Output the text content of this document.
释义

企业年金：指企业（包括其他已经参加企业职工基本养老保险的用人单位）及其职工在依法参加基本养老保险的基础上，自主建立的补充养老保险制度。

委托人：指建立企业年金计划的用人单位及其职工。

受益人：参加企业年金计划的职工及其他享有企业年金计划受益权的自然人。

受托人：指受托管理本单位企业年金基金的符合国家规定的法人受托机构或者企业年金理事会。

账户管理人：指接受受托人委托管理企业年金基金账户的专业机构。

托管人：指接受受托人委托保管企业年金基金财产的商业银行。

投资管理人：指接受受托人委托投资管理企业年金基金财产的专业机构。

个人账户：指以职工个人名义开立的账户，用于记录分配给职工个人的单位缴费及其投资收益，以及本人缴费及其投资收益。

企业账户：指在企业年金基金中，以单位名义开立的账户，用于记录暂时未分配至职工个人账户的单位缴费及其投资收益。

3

::::

Aim:
Give the entries once more, exactly as they appear.

Full response:
Output the text content of this document.
释义

企业年金：指企业（包括其他已经参加企业职工基本养老保险的用人单位）及其职工在依法参加基本养老保险的基础上，自主建立的补充养老保险制度。

委托人：指建立企业年金计划的用人单位及其职工。

受益人：参加企业年金计划的职工及其他享有企业年金计划受益权的自然人。

受托人：指受托管理本单位企业年金基金的符合国家规定的法人受托机构或者企业年金理事会。

账户管理人：指接受受托人委托管理企业年金基金账户的专业机构。

托管人：指接受受托人委托保管企业年金基金财产的商业银行。

投资管理人：指接受受托人委托投资管理企业年金基金财产的专业机构。

个人账户：指以职工个人名义开立的账户，用于记录分配给职工个人的单位缴费及其投资收益，以及本人缴费及其投资收益。

企业账户：指在企业年金基金中，以单位名义开立的账户，用于记录暂时未分配至职工个人账户的单位缴费及其投资收益。

3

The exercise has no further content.